(Data extract)
----------------
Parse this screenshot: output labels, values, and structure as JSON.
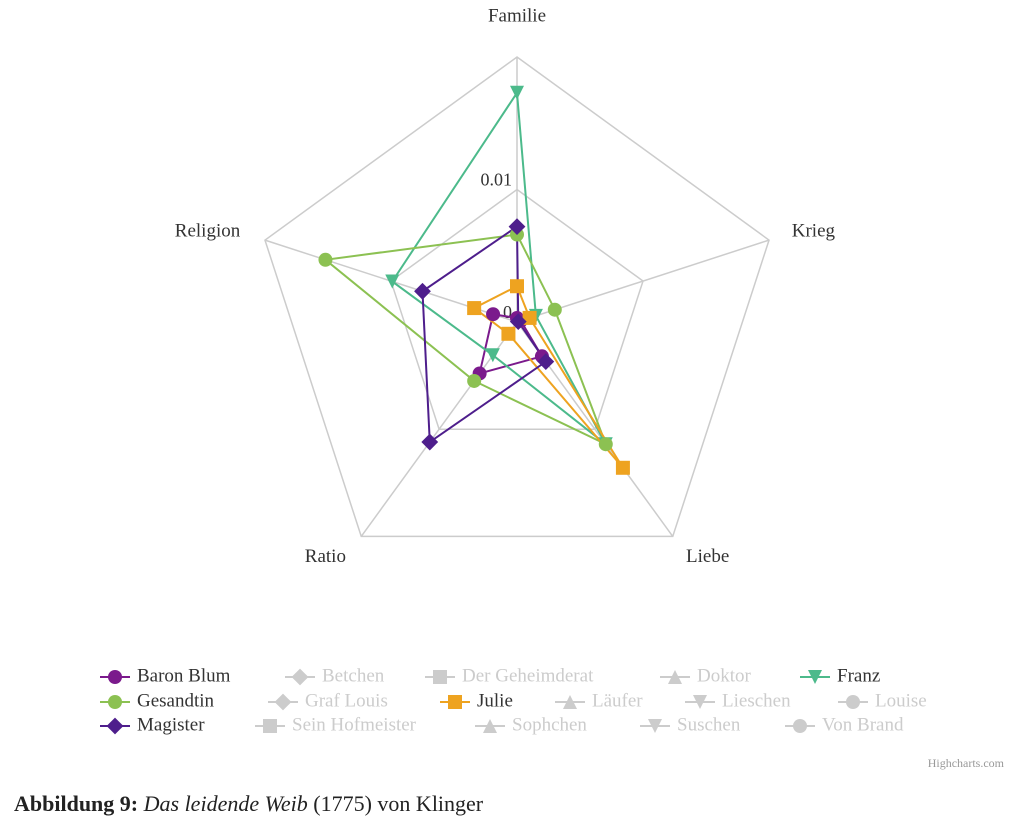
{
  "chart_data": {
    "type": "radar",
    "categories": [
      "Familie",
      "Krieg",
      "Liebe",
      "Ratio",
      "Religion"
    ],
    "ylim": [
      0,
      0.02
    ],
    "yticks": [
      0,
      0.01
    ],
    "series": [
      {
        "name": "Baron Blum",
        "color": "#7b1a8c",
        "symbol": "circle",
        "visible": true,
        "values": [
          0.0003,
          0.0003,
          0.0032,
          0.0048,
          0.0019
        ]
      },
      {
        "name": "Betchen",
        "color": "#cccccc",
        "symbol": "diamond",
        "visible": false
      },
      {
        "name": "Der Geheimderat",
        "color": "#cccccc",
        "symbol": "square",
        "visible": false
      },
      {
        "name": "Doktor",
        "color": "#cccccc",
        "symbol": "triangle",
        "visible": false
      },
      {
        "name": "Franz",
        "color": "#4cba8b",
        "symbol": "triangle-down",
        "visible": true,
        "values": [
          0.0173,
          0.0015,
          0.0114,
          0.0031,
          0.0099
        ]
      },
      {
        "name": "Gesandtin",
        "color": "#8cc152",
        "symbol": "circle",
        "visible": true,
        "values": [
          0.0066,
          0.003,
          0.0114,
          0.0055,
          0.0152
        ]
      },
      {
        "name": "Graf Louis",
        "color": "#cccccc",
        "symbol": "diamond",
        "visible": false
      },
      {
        "name": "Julie",
        "color": "#eea320",
        "symbol": "square",
        "visible": true,
        "values": [
          0.0027,
          0.001,
          0.0136,
          0.0011,
          0.0034
        ]
      },
      {
        "name": "Läufer",
        "color": "#cccccc",
        "symbol": "triangle",
        "visible": false
      },
      {
        "name": "Lieschen",
        "color": "#cccccc",
        "symbol": "triangle-down",
        "visible": false
      },
      {
        "name": "Louise",
        "color": "#cccccc",
        "symbol": "circle",
        "visible": false
      },
      {
        "name": "Magister",
        "color": "#4e1e8c",
        "symbol": "diamond",
        "visible": true,
        "values": [
          0.0072,
          0.0001,
          0.0037,
          0.0112,
          0.0075
        ]
      },
      {
        "name": "Sein Hofmeister",
        "color": "#cccccc",
        "symbol": "square",
        "visible": false
      },
      {
        "name": "Sophchen",
        "color": "#cccccc",
        "symbol": "triangle",
        "visible": false
      },
      {
        "name": "Suschen",
        "color": "#cccccc",
        "symbol": "triangle-down",
        "visible": false
      },
      {
        "name": "Von Brand",
        "color": "#cccccc",
        "symbol": "circle",
        "visible": false
      }
    ],
    "credits": "Highcharts.com"
  },
  "caption": {
    "label": "Abbildung 9:",
    "title": "Das leidende Weib",
    "rest": "(1775) von Klinger"
  }
}
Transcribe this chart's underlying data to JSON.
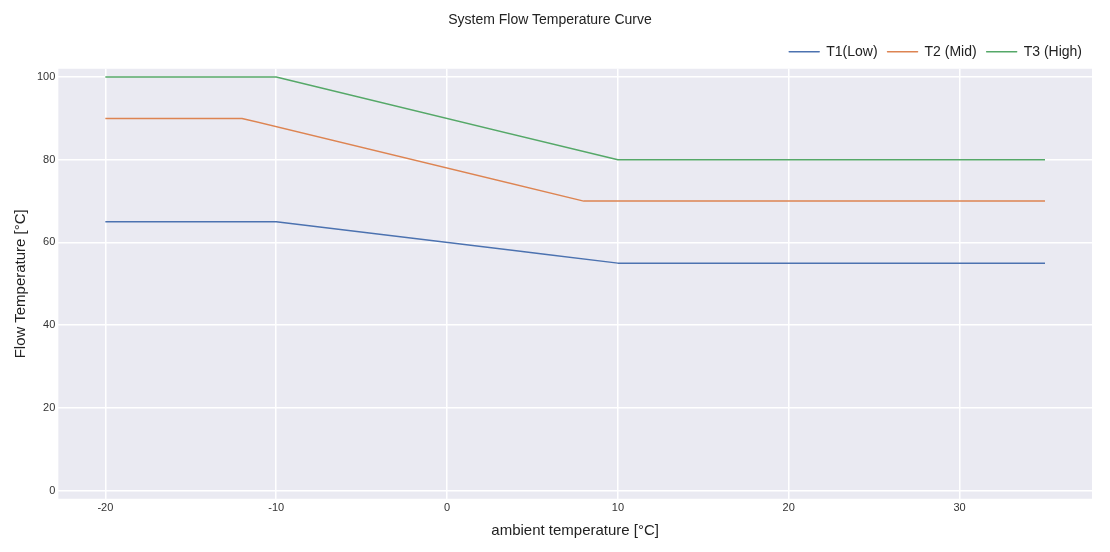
----------------
(Task directions) Count the lines of the data that contain the string "JSON", and reply with that number alone.

(Answer to the problem) 2